→ **FONTE**
- - - - -
Nel nuovo romanzo di Barbara Frale le indagini su un delitto misterioso si incrocia con il segreto dei Templari. La Chiave esige un prezzo di sangue …
Dieci uomini in abiti antichi. In piedi, in cerchio, presso i dolmen del sacro recinto. “Chi siete?”. “Un uomo che cerca la verità”. “Dove la cercate?”. “Mi sono recato alle Montagne delle Tenebre, dove dimorano Aza e Azael”. “Cosa volete dagli Angeli Caduti?”. “Che mi trasmettano la Scienza apocrifa”. Inizia così il nuovo, avvincente romanzo di Barbara Frale, L’idolo dei Templari (Rai Libri, pp. 510, euro 12), pagine che ci catapultano nel 1814: in una Londra tetra e fuligginosa, ignoti assassini uccidono un nobiluomo francese. L’omicidio è messo in rapporto con la decadenza di Napoleone e il suo temuto ritorno al potere. Certi simboli occulti lasciati sul cadavere, tuttavia, fanno sospettare che il movente politico non sia l’unico. Per evitare che lo scabroso delitto possa creare incidenti con la monarchia di Francia, le indagini sono affidate a Gaetano Polidori, un professore italiano residente a Londra, e al suo amico John Hinsley, procuratore del distretto di Kensington: i due formano una strana coppia in cui gli opposti si attraggono e si completano a vicenda, e già in passato si sono rivelati molto utili per svolgere indagini discrete su persone “intoccabili” dalle comuni forze dell’Ordine. Il francese è stato ucciso davanti alla chiesa di Temple Church, quartier generale dei Cavalieri Templari del Medioevo e il nobiluomo era un discendente di Filippo il Bello, il sovrano che distrusse l’ordine dei Templari, e ciò potrebbe non essere casuale. Circolano infatti oscure leggende riguardo alla maledizione che i Templari gettarono sulla stirpe dei re di Francia. E Polidori, esperto di Storia, è sicuro che il simbolo lasciato sul corpo del francese assassinato risalga al Medioevo: i Templari lo usavano per evocare in segreto la loro oscura divinità. C’è da risolvere il mistero di una scritta misteriosa, “gli uomini rari, eroichi e divini, passano per questo camino della difficoltà”: è di Giordano Bruno, ‘l’eretico’ filosofo che ha squarciato la verità sugli infiniti universi, rivendo che ogni punto è centro. Cosa vorrà dire quell’espressione del Nolano tratta dalla Cena delle Ceneri?
In una serrata indagine tra Londra e la campagna inglese, Hinsley e Polidori impareranno a proprie spese che il potere dei Templari non è mai tramontato: secoli di clandestinità hanno reso l’ordine più forte che mai, pronto a risorgere sempre, in ogni tempo della storia.
- - - - -
→ **COMPITO 1**
Nella presentazione del romanzo di Barbara Frale, a chi vengono affidate le indagini sull'omicidio del nobiluomo francese?
→ **COMPITO 2**
Prosegui la presentazione del romanzo di Barbara Frale partendo dalla sua ultima frase.
Le righe riportate più avanti sono materiale distinto dalla presentazione del romanzo di Barbara Frale.

→ **DATI FORNITI**
- - - - -
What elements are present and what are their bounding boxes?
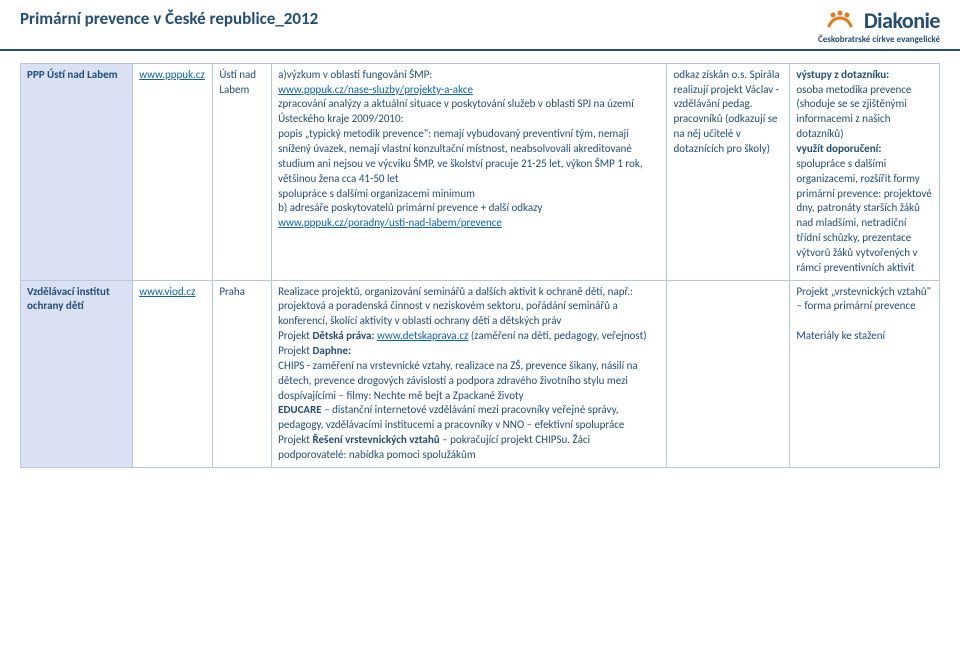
- - - - -
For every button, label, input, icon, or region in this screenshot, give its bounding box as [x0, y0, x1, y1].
- - - - -
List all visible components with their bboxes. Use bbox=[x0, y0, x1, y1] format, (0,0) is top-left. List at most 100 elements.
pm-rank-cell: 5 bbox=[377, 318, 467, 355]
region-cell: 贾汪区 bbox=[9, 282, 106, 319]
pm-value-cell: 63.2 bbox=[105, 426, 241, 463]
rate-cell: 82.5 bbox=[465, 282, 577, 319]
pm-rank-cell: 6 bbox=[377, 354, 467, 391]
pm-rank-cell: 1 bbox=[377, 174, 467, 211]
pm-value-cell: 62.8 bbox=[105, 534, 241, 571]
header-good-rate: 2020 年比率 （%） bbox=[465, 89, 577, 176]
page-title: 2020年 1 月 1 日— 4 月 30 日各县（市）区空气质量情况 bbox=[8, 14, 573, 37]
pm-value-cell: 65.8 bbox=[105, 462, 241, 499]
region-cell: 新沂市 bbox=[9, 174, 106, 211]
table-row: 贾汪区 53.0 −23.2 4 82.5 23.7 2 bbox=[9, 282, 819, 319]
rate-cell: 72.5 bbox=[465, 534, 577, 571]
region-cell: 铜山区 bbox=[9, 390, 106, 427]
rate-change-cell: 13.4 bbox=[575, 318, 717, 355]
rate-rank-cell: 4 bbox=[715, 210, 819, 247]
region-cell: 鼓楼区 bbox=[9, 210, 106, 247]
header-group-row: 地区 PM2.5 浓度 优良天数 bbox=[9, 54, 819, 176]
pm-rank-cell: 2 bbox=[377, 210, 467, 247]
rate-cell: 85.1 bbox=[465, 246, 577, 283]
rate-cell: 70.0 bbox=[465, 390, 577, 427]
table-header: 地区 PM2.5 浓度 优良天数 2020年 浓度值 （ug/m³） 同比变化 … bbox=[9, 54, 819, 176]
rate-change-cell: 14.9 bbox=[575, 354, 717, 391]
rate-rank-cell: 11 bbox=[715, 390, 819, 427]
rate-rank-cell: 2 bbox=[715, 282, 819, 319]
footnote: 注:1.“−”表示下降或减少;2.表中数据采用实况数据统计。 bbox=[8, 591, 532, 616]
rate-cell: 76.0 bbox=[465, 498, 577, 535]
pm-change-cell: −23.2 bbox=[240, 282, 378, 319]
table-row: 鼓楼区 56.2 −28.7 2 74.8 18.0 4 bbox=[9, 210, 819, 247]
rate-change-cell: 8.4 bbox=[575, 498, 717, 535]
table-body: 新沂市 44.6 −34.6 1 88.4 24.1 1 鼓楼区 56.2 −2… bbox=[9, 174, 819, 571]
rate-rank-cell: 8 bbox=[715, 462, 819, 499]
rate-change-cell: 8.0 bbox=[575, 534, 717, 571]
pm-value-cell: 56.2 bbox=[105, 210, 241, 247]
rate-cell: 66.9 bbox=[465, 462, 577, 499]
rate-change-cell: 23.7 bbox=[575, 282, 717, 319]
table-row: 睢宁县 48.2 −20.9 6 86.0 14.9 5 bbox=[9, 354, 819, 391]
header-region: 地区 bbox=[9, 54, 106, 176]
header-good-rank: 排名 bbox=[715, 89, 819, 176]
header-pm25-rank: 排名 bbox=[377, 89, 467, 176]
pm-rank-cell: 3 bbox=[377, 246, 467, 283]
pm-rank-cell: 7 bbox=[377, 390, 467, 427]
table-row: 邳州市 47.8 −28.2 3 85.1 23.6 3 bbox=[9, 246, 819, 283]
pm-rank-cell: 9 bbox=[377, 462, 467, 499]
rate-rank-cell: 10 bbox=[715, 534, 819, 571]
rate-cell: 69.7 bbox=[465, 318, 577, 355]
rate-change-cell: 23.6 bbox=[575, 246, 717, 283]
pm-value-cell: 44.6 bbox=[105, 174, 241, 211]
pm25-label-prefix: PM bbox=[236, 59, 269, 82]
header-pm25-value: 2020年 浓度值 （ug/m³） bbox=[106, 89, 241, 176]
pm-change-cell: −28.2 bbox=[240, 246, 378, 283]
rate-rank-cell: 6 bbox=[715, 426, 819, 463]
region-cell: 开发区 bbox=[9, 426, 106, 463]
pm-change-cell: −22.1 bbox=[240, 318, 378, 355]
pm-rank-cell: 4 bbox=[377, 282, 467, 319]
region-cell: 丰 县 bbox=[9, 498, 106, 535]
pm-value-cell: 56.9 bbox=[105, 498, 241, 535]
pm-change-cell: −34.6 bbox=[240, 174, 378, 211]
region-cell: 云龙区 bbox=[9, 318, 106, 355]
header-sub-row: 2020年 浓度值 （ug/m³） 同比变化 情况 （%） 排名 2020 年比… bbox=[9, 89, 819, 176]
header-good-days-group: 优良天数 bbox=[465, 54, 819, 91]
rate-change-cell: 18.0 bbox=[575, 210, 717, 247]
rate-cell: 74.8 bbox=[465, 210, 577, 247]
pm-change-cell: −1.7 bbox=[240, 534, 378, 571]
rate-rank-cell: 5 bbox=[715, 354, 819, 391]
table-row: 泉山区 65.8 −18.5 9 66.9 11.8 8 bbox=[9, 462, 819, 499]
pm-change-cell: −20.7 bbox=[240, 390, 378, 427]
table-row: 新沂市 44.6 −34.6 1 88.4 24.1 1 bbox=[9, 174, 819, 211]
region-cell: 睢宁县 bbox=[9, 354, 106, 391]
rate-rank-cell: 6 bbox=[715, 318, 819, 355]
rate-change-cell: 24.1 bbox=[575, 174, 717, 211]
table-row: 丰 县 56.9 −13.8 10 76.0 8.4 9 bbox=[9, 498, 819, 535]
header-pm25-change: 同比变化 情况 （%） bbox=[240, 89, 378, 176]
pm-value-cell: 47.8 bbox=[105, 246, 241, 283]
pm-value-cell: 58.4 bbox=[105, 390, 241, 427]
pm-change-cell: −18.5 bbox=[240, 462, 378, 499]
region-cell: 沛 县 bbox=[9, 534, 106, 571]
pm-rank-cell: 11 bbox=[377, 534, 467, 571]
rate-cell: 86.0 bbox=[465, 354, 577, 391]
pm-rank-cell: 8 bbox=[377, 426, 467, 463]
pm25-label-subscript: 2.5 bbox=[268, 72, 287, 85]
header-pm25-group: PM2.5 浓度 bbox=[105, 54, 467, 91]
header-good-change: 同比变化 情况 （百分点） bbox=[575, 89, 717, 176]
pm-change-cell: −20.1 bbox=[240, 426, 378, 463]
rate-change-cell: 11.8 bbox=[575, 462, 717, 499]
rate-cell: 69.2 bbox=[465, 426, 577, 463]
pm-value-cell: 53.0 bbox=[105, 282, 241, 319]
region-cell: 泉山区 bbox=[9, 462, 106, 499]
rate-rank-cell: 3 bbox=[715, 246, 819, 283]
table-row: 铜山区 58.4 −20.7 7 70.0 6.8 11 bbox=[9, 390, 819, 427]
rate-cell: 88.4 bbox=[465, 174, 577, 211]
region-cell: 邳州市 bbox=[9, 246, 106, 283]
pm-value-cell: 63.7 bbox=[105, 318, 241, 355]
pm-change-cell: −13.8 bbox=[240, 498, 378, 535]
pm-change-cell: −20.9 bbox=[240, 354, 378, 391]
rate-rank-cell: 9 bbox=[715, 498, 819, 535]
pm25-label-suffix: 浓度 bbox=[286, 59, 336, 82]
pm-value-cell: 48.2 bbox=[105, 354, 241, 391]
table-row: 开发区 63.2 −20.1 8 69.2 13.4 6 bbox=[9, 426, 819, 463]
- - - - -
→ **RISPOSTA 1**
A Gaetano Polidori, professore italiano residente a Londra, e al suo amico John Hinsley, procuratore del distretto di Kensington.

→ **RISPOSTA 2**
Ma cosa è davvero il Baphomet? La luce possiede anch’essa le sue ombre. Forse è l’oricalco di cui parla Platone? O è una testa di gallo, che è chiave di altri misteri? Nelle carte del processo è descritto in molte forme. Una delle più suggestive lo dice avere occhi di rubino. Un simbolo, in realtà. È qualcosa di più profondo, che rimanda a cammini iniziatici, a nobili Cavalieri che cavalcano nel vento nell’acciaio lucente dell’usbergo. Misteri non sperduti nelle regioni del passato ma anzi domande che affiorano con forza, come quel loro processo falsato dall’avidità di chi volle mandare al rogo i monaci guerrieri per carpire beni e castelli (su questo punto le pagine del giurista Michele Raffi in Apologia dei Cavalieri Templari, edito da Mursia, fanno sempre scuola mostrando la vergogna di un processo infame all’Ordine) di quegli uomini che davanti alla morte salmodiavano Non nobis, Domine, non nobis, sed nomini tuo da gloriam.
Di quel processo sir Jeoffrey Gonneville aveva vissuto l’oscura vicenda. Da parte sua, Gaetano Polidori stava al mondo da troppo tempo per lasciare alla sua ragione il guanciale delle favole. La verità dovrà farsi strada tra i Naassim e gli Elohim, secondo la lezione dell’apocrifo Libro dei Vigilanti.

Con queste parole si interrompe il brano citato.